Extracted records:
— BEGIN —

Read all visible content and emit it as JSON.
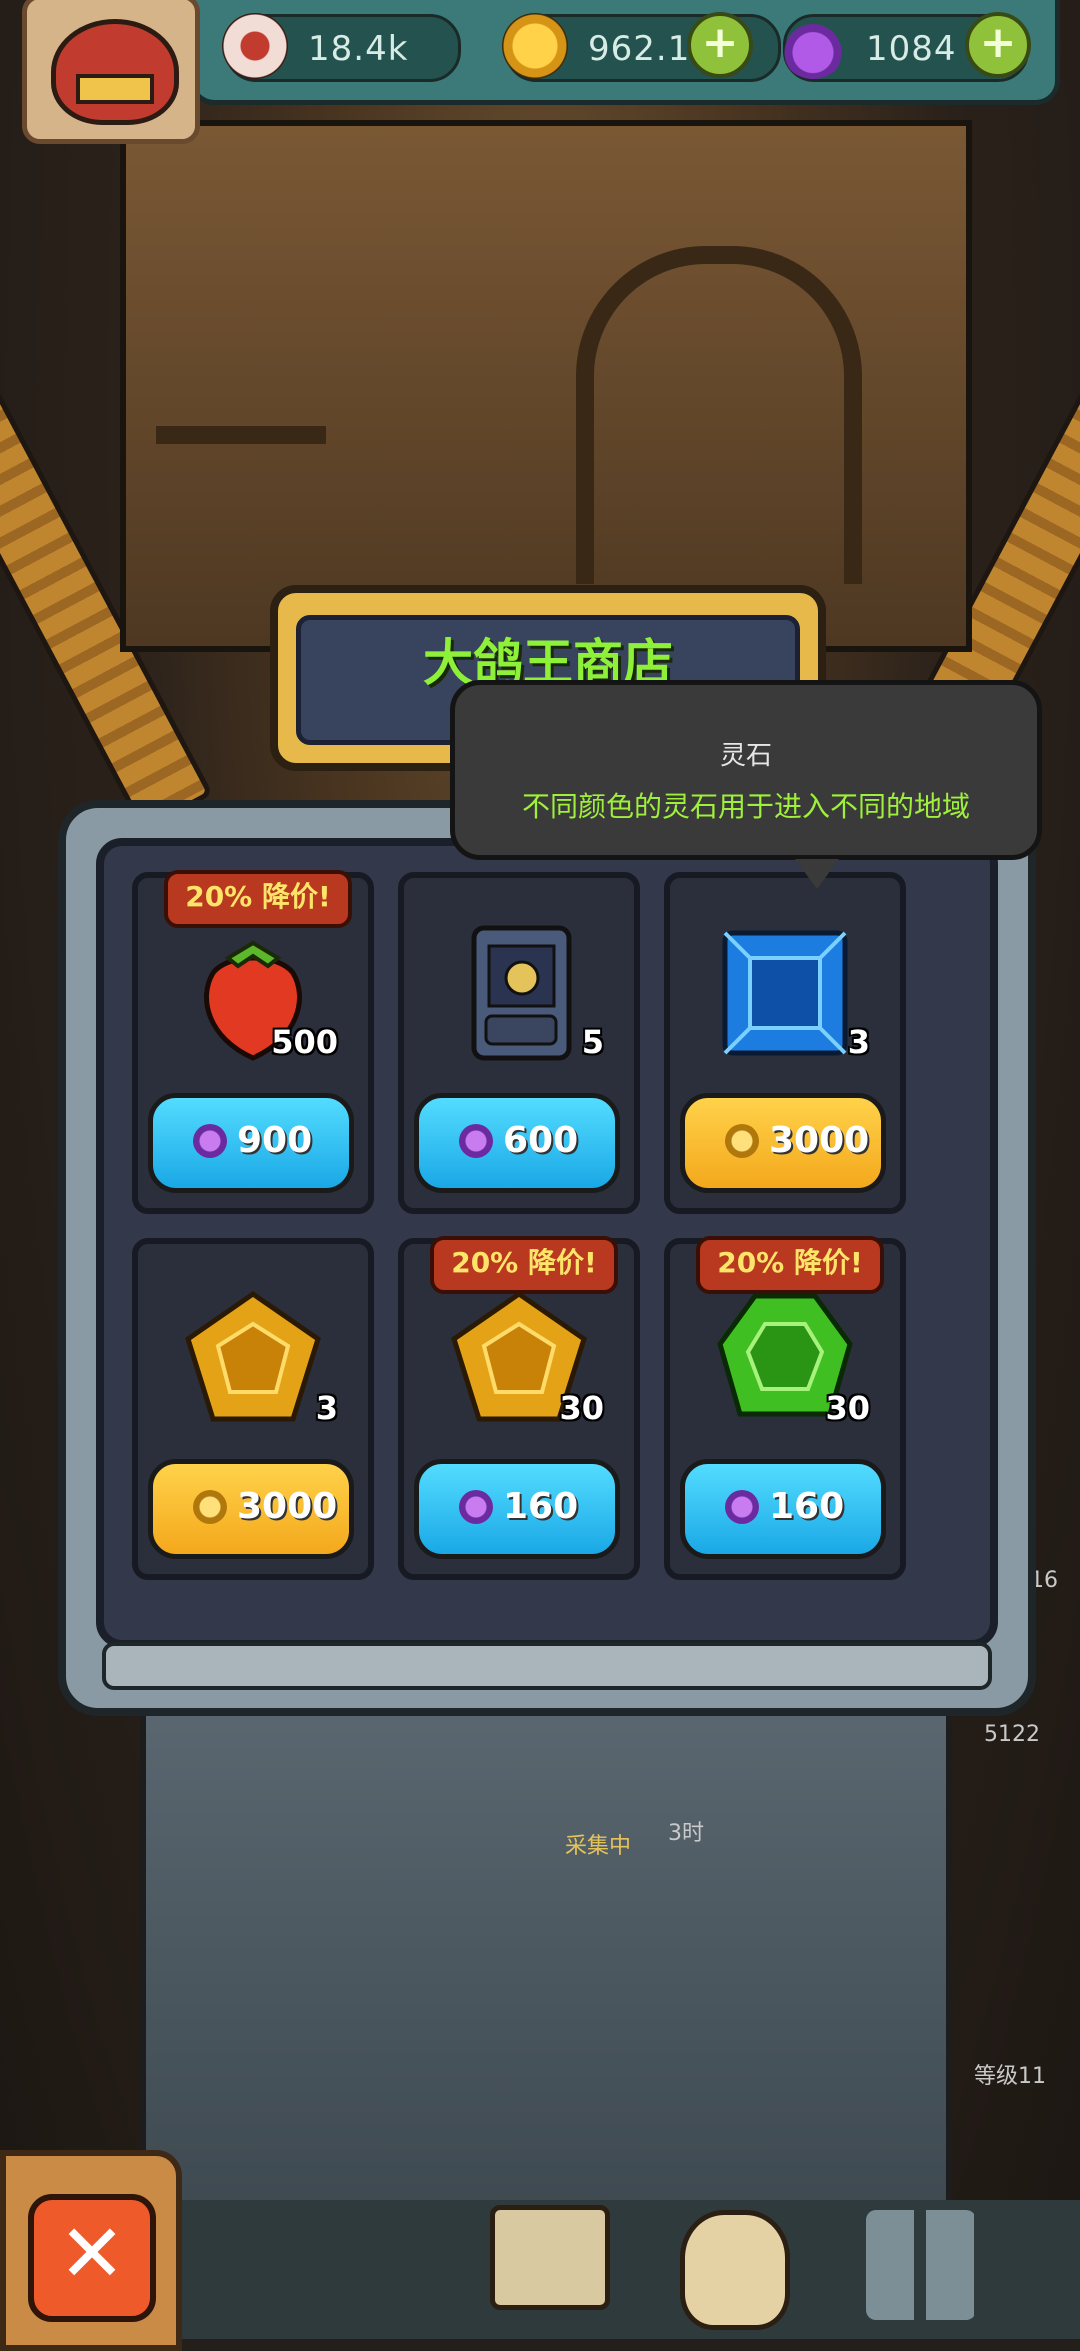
{
  "hud": {
    "eyes": "18.4k",
    "coins": "962.1k",
    "potions": "1084"
  },
  "shop": {
    "title": "大鸽王商店",
    "items": [
      {
        "name": "strawberry",
        "count": "500",
        "price": "900",
        "currency": "potion",
        "discount": "20% 降价!"
      },
      {
        "name": "card",
        "count": "5",
        "price": "600",
        "currency": "potion",
        "discount": ""
      },
      {
        "name": "blue-gem",
        "count": "3",
        "price": "3000",
        "currency": "coin",
        "discount": ""
      },
      {
        "name": "gold-gem",
        "count": "3",
        "price": "3000",
        "currency": "coin",
        "discount": ""
      },
      {
        "name": "gold-gem",
        "count": "30",
        "price": "160",
        "currency": "potion",
        "discount": "20% 降价!"
      },
      {
        "name": "green-gem",
        "count": "30",
        "price": "160",
        "currency": "potion",
        "discount": "20% 降价!"
      }
    ]
  },
  "tooltip": {
    "title": "灵石",
    "description": "不同颜色的灵石用于进入不同的地域"
  },
  "background": {
    "collecting": "采集中",
    "time": "3时",
    "num_16": "16",
    "num_5122": "5122",
    "level": "等级11"
  },
  "colors": {
    "accent_green": "#8ff03a",
    "discount_red": "#b8391f",
    "potion_blue": "#1aa8e6",
    "coin_gold": "#f4a81c"
  }
}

— END —

Say how many lines above hold the word "name", giving only the count.

6